- WHAT TO PRODUCE: Transcribe the whole listing below without changing a word, but leave out every image.
##### MATERIAL FOR THE TASK #####
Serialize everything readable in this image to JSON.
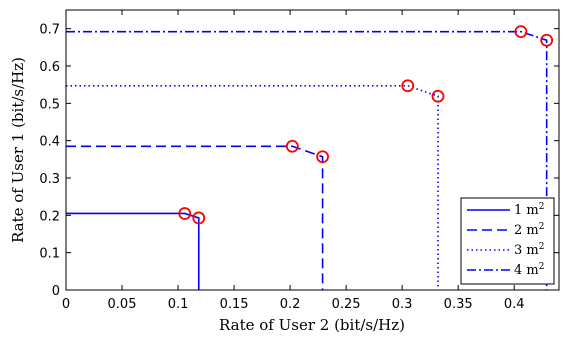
{
  "chart_data": {
    "type": "line",
    "title": "",
    "xlabel": "Rate of User 2 (bit/s/Hz)",
    "ylabel": "Rate of User 1 (bit/s/Hz)",
    "xlim": [
      0,
      0.44
    ],
    "ylim": [
      0,
      0.75
    ],
    "xticks": [
      0,
      0.05,
      0.1,
      0.15,
      0.2,
      0.25,
      0.3,
      0.35,
      0.4
    ],
    "xtick_labels": [
      "0",
      "0.05",
      "0.1",
      "0.15",
      "0.2",
      "0.25",
      "0.3",
      "0.35",
      "0.4"
    ],
    "yticks": [
      0,
      0.1,
      0.2,
      0.3,
      0.4,
      0.5,
      0.6,
      0.7
    ],
    "ytick_labels": [
      "0",
      "0.1",
      "0.2",
      "0.3",
      "0.4",
      "0.5",
      "0.6",
      "0.7"
    ],
    "grid": false,
    "legend_position": "bottom-right",
    "line_color": "#0000ff",
    "marker_color": "#ff0000",
    "series": [
      {
        "name": "1 m",
        "name_sup": "2",
        "dash": "solid",
        "x": [
          0,
          0.106,
          0.1185,
          0.1185
        ],
        "y": [
          0.205,
          0.205,
          0.193,
          0
        ],
        "markers": [
          {
            "x": 0.106,
            "y": 0.205
          },
          {
            "x": 0.1185,
            "y": 0.193
          }
        ]
      },
      {
        "name": "2 m",
        "name_sup": "2",
        "dash": "dashed",
        "x": [
          0,
          0.202,
          0.229,
          0.229
        ],
        "y": [
          0.385,
          0.385,
          0.357,
          0
        ],
        "markers": [
          {
            "x": 0.202,
            "y": 0.385
          },
          {
            "x": 0.229,
            "y": 0.357
          }
        ]
      },
      {
        "name": "3 m",
        "name_sup": "2",
        "dash": "dotted",
        "x": [
          0,
          0.305,
          0.332,
          0.332
        ],
        "y": [
          0.547,
          0.547,
          0.519,
          0
        ],
        "markers": [
          {
            "x": 0.305,
            "y": 0.547
          },
          {
            "x": 0.332,
            "y": 0.519
          }
        ]
      },
      {
        "name": "4 m",
        "name_sup": "2",
        "dash": "dashdot",
        "x": [
          0,
          0.406,
          0.429,
          0.429
        ],
        "y": [
          0.692,
          0.692,
          0.669,
          0
        ],
        "markers": [
          {
            "x": 0.406,
            "y": 0.692
          },
          {
            "x": 0.429,
            "y": 0.669
          }
        ]
      }
    ]
  }
}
#####
- WORKED ANSWER:
Serialize everything readable in this image to JSON.
{
  "chart_data": {
    "type": "line",
    "title": "",
    "xlabel": "Rate of User 2 (bit/s/Hz)",
    "ylabel": "Rate of User 1 (bit/s/Hz)",
    "xlim": [
      0,
      0.44
    ],
    "ylim": [
      0,
      0.75
    ],
    "xticks": [
      0,
      0.05,
      0.1,
      0.15,
      0.2,
      0.25,
      0.3,
      0.35,
      0.4
    ],
    "xtick_labels": [
      "0",
      "0.05",
      "0.1",
      "0.15",
      "0.2",
      "0.25",
      "0.3",
      "0.35",
      "0.4"
    ],
    "yticks": [
      0,
      0.1,
      0.2,
      0.3,
      0.4,
      0.5,
      0.6,
      0.7
    ],
    "ytick_labels": [
      "0",
      "0.1",
      "0.2",
      "0.3",
      "0.4",
      "0.5",
      "0.6",
      "0.7"
    ],
    "grid": false,
    "legend_position": "bottom-right",
    "line_color": "#0000ff",
    "marker_color": "#ff0000",
    "series": [
      {
        "name": "1 m",
        "name_sup": "2",
        "dash": "solid",
        "x": [
          0,
          0.106,
          0.1185,
          0.1185
        ],
        "y": [
          0.205,
          0.205,
          0.193,
          0
        ],
        "markers": [
          {
            "x": 0.106,
            "y": 0.205
          },
          {
            "x": 0.1185,
            "y": 0.193
          }
        ]
      },
      {
        "name": "2 m",
        "name_sup": "2",
        "dash": "dashed",
        "x": [
          0,
          0.202,
          0.229,
          0.229
        ],
        "y": [
          0.385,
          0.385,
          0.357,
          0
        ],
        "markers": [
          {
            "x": 0.202,
            "y": 0.385
          },
          {
            "x": 0.229,
            "y": 0.357
          }
        ]
      },
      {
        "name": "3 m",
        "name_sup": "2",
        "dash": "dotted",
        "x": [
          0,
          0.305,
          0.332,
          0.332
        ],
        "y": [
          0.547,
          0.547,
          0.519,
          0
        ],
        "markers": [
          {
            "x": 0.305,
            "y": 0.547
          },
          {
            "x": 0.332,
            "y": 0.519
          }
        ]
      },
      {
        "name": "4 m",
        "name_sup": "2",
        "dash": "dashdot",
        "x": [
          0,
          0.406,
          0.429,
          0.429
        ],
        "y": [
          0.692,
          0.692,
          0.669,
          0
        ],
        "markers": [
          {
            "x": 0.406,
            "y": 0.692
          },
          {
            "x": 0.429,
            "y": 0.669
          }
        ]
      }
    ]
  }
}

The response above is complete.